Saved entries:
____

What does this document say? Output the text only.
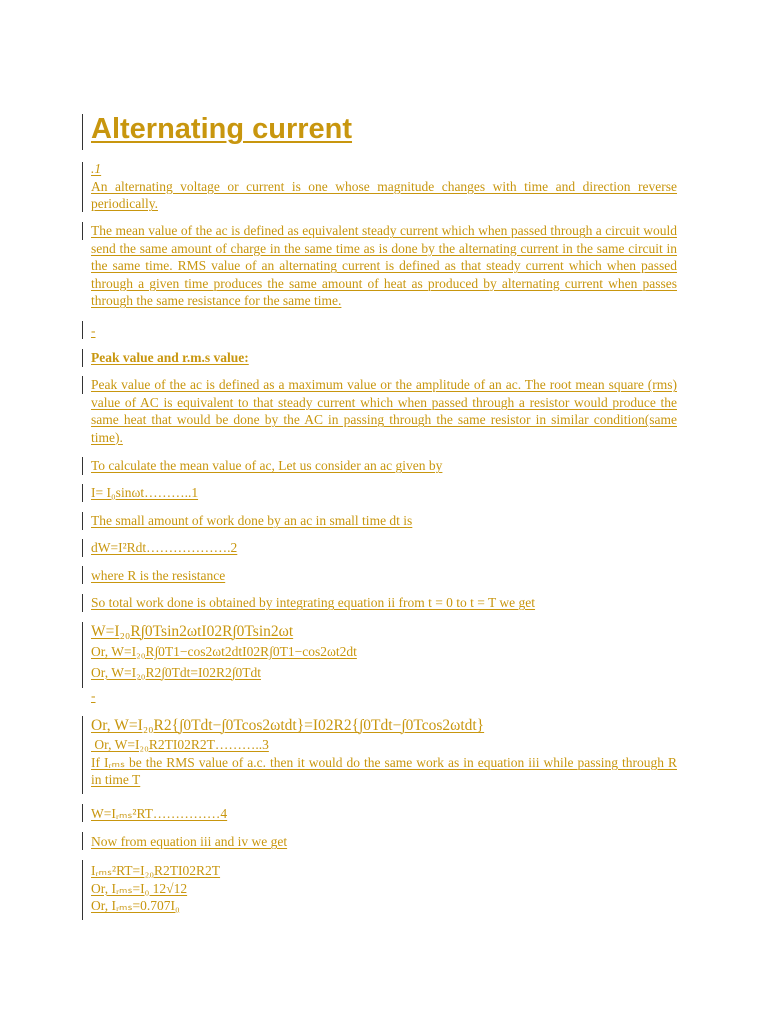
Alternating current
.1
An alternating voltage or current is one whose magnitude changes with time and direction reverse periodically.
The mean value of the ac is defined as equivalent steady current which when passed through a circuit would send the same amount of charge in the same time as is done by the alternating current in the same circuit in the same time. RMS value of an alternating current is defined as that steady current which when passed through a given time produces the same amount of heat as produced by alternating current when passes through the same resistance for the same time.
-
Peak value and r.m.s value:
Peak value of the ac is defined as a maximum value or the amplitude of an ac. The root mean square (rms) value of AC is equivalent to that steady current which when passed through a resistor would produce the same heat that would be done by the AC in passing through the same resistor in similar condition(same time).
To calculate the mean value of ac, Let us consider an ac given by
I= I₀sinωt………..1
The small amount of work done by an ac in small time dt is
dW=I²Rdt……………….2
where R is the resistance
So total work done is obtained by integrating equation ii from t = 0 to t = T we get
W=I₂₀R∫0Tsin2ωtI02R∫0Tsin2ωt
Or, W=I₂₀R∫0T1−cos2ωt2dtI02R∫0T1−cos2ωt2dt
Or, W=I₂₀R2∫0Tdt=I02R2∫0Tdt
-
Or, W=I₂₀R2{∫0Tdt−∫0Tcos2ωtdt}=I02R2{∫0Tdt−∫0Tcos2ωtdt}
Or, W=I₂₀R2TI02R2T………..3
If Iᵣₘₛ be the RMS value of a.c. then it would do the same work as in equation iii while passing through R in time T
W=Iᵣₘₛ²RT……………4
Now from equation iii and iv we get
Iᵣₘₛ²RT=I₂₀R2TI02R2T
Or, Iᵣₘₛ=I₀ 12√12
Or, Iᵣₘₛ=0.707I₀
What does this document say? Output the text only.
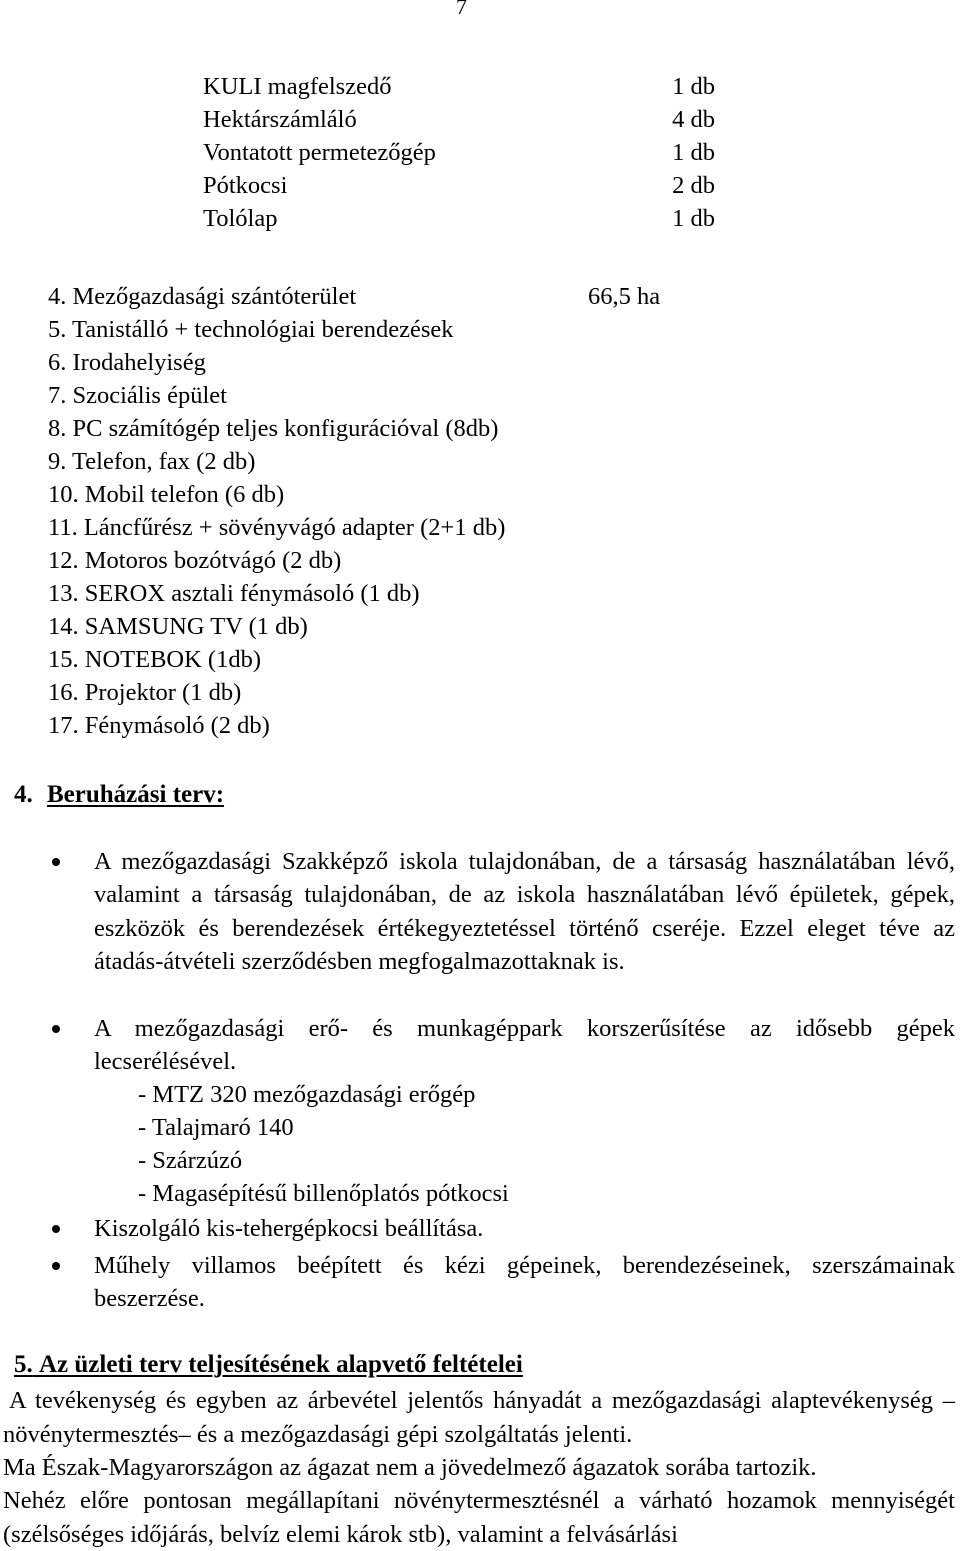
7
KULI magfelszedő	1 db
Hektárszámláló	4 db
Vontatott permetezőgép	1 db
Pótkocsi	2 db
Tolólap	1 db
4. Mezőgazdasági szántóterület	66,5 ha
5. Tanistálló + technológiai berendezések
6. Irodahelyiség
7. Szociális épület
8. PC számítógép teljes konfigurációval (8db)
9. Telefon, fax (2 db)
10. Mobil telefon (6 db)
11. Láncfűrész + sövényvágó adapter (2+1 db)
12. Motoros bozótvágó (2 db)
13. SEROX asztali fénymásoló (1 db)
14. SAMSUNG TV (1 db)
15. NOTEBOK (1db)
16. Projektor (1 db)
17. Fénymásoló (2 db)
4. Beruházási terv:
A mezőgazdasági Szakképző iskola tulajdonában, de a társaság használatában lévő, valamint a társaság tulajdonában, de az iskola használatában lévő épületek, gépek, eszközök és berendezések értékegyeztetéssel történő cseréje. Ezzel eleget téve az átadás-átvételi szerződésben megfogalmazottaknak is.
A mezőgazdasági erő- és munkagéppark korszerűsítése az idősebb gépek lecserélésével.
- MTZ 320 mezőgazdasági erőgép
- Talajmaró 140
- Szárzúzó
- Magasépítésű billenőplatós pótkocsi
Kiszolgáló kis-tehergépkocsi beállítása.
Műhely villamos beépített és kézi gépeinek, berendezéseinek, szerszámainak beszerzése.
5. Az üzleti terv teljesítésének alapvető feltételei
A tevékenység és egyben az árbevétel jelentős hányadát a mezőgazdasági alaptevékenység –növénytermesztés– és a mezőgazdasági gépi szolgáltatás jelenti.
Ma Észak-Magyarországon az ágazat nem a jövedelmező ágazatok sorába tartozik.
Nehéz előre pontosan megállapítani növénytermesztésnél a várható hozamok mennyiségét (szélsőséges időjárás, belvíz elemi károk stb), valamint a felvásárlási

____

# Written problem
Take the data above and repeat it exactly, leaving each picture out.

# Result of this exercise
What does this document say? Output the text only.
Alternating current
.1
An alternating voltage or current is one whose magnitude changes with time and direction reverse periodically.
The mean value of the ac is defined as equivalent steady current which when passed through a circuit would send the same amount of charge in the same time as is done by the alternating current in the same circuit in the same time. RMS value of an alternating current is defined as that steady current which when passed through a given time produces the same amount of heat as produced by alternating current when passes through the same resistance for the same time.
-
Peak value and r.m.s value:
Peak value of the ac is defined as a maximum value or the amplitude of an ac. The root mean square (rms) value of AC is equivalent to that steady current which when passed through a resistor would produce the same heat that would be done by the AC in passing through the same resistor in similar condition(same time).
To calculate the mean value of ac, Let us consider an ac given by
I= I₀sinωt………..1
The small amount of work done by an ac in small time dt is
dW=I²Rdt……………….2
where R is the resistance
So total work done is obtained by integrating equation ii from t = 0 to t = T we get
W=I₂₀R∫0Tsin2ωtI02R∫0Tsin2ωt
Or, W=I₂₀R∫0T1−cos2ωt2dtI02R∫0T1−cos2ωt2dt
Or, W=I₂₀R2∫0Tdt=I02R2∫0Tdt
-
Or, W=I₂₀R2{∫0Tdt−∫0Tcos2ωtdt}=I02R2{∫0Tdt−∫0Tcos2ωtdt}
Or, W=I₂₀R2TI02R2T………..3
If Iᵣₘₛ be the RMS value of a.c. then it would do the same work as in equation iii while passing through R in time T
W=Iᵣₘₛ²RT……………4
Now from equation iii and iv we get
Iᵣₘₛ²RT=I₂₀R2TI02R2T
Or, Iᵣₘₛ=I₀ 12√12
Or, Iᵣₘₛ=0.707I₀
What does this document say? Output the text only.
7
KULI magfelszedő	1 db
Hektárszámláló	4 db
Vontatott permetezőgép	1 db
Pótkocsi	2 db
Tolólap	1 db
4. Mezőgazdasági szántóterület	66,5 ha
5. Tanistálló + technológiai berendezések
6. Irodahelyiség
7. Szociális épület
8. PC számítógép teljes konfigurációval (8db)
9. Telefon, fax (2 db)
10. Mobil telefon (6 db)
11. Láncfűrész + sövényvágó adapter (2+1 db)
12. Motoros bozótvágó (2 db)
13. SEROX asztali fénymásoló (1 db)
14. SAMSUNG TV (1 db)
15. NOTEBOK (1db)
16. Projektor (1 db)
17. Fénymásoló (2 db)
4. Beruházási terv:
A mezőgazdasági Szakképző iskola tulajdonában, de a társaság használatában lévő, valamint a társaság tulajdonában, de az iskola használatában lévő épületek, gépek, eszközök és berendezések értékegyeztetéssel történő cseréje. Ezzel eleget téve az átadás-átvételi szerződésben megfogalmazottaknak is.
A mezőgazdasági erő- és munkagéppark korszerűsítése az idősebb gépek lecserélésével.
- MTZ 320 mezőgazdasági erőgép
- Talajmaró 140
- Szárzúzó
- Magasépítésű billenőplatós pótkocsi
Kiszolgáló kis-tehergépkocsi beállítása.
Műhely villamos beépített és kézi gépeinek, berendezéseinek, szerszámainak beszerzése.
5. Az üzleti terv teljesítésének alapvető feltételei
A tevékenység és egyben az árbevétel jelentős hányadát a mezőgazdasági alaptevékenység –növénytermesztés– és a mezőgazdasági gépi szolgáltatás jelenti.
Ma Észak-Magyarországon az ágazat nem a jövedelmező ágazatok sorába tartozik.
Nehéz előre pontosan megállapítani növénytermesztésnél a várható hozamok mennyiségét (szélsőséges időjárás, belvíz elemi károk stb), valamint a felvásárlási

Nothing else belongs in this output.